> [Work to be completed]:
Your task is to count the lines of the entries below that include the word "JSON" and to give only the resulting number.

+++

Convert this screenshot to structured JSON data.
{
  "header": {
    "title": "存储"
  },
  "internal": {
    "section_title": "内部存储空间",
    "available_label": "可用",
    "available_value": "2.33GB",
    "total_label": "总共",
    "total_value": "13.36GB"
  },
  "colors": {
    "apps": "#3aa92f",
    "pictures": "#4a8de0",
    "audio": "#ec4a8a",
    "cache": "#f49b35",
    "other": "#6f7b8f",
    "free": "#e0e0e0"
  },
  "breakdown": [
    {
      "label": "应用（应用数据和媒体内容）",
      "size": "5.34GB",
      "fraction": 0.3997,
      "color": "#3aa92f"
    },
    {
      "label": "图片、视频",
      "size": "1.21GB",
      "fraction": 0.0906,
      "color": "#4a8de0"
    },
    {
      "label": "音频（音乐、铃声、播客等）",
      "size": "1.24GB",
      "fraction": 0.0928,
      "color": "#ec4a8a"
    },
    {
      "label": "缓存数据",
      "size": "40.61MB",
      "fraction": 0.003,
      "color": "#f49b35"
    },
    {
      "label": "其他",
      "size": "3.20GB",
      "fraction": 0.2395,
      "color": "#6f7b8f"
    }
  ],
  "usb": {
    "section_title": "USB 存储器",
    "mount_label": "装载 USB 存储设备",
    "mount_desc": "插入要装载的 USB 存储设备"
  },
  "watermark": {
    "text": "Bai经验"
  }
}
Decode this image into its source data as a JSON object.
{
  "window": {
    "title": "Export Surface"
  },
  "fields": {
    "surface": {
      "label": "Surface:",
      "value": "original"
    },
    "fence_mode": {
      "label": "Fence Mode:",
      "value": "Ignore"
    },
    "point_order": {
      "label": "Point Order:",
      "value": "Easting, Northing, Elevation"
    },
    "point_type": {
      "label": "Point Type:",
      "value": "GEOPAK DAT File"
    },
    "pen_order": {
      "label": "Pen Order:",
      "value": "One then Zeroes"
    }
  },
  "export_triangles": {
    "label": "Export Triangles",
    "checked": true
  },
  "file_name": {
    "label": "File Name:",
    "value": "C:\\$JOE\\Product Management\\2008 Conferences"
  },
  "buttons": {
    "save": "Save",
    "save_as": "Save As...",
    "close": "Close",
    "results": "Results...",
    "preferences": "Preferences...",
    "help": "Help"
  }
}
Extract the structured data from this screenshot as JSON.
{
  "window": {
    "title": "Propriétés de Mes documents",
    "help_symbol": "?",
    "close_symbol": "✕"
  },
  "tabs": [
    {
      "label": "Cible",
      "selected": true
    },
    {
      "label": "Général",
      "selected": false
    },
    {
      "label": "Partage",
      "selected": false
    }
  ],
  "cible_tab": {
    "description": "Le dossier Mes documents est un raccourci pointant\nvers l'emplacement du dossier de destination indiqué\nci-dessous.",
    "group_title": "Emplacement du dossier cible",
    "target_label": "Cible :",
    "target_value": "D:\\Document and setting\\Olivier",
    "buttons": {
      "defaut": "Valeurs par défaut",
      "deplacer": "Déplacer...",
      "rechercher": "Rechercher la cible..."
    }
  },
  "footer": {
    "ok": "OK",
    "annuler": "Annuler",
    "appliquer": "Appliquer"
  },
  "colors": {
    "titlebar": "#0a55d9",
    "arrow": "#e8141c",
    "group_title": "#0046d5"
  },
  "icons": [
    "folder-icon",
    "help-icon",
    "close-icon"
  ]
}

+++

> [Response for this exercise]:
3